■ Exercise directions
Reproduce each line that includes the word "text".

■ Extracted records
◆ ◆ ◆ ◆ ◆

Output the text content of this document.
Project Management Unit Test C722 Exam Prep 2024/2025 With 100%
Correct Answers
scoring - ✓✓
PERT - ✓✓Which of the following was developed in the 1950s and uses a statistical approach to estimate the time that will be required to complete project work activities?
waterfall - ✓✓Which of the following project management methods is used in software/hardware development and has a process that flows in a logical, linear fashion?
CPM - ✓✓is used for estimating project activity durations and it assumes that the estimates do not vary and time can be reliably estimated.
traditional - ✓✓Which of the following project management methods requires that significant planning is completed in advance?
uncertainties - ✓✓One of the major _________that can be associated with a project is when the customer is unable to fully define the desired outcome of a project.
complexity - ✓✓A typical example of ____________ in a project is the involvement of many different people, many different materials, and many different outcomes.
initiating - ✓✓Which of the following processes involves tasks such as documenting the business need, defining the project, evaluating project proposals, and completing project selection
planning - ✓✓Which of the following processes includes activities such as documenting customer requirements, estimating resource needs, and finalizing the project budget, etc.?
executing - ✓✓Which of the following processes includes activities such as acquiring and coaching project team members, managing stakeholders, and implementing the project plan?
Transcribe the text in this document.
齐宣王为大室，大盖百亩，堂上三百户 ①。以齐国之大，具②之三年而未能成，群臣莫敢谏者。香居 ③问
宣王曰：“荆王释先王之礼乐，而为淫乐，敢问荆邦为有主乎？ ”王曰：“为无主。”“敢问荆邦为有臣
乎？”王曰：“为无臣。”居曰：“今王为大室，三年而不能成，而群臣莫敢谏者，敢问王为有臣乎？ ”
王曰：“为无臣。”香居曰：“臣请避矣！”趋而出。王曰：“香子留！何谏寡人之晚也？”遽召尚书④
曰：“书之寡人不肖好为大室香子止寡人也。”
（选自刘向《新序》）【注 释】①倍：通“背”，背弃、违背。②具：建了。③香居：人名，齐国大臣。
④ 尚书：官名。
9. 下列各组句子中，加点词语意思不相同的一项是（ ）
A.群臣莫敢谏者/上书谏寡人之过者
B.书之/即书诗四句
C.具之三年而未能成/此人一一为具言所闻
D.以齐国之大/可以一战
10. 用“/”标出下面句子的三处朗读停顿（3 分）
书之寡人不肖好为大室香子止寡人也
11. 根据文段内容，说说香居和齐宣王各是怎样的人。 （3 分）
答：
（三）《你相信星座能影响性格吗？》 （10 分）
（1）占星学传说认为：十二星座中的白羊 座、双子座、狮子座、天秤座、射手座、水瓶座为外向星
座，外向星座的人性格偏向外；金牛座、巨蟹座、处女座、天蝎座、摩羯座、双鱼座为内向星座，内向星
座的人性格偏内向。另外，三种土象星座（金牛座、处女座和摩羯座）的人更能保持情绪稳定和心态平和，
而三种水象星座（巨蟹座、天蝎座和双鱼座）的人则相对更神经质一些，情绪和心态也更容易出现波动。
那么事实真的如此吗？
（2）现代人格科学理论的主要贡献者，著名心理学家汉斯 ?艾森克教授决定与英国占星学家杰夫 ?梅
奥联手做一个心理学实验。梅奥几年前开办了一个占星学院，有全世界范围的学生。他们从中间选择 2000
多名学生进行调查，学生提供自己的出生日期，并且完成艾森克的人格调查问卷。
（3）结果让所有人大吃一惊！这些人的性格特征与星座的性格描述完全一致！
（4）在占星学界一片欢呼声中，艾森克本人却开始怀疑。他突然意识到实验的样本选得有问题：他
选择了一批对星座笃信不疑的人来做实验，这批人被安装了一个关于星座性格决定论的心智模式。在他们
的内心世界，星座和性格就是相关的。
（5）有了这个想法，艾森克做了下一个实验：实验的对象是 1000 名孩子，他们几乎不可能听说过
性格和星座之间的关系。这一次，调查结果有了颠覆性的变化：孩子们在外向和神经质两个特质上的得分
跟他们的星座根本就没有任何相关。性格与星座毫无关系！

◆ ◆ ◆ ◆ ◆

■ Result
Output the text content of this document.
Transcribe the text in this document.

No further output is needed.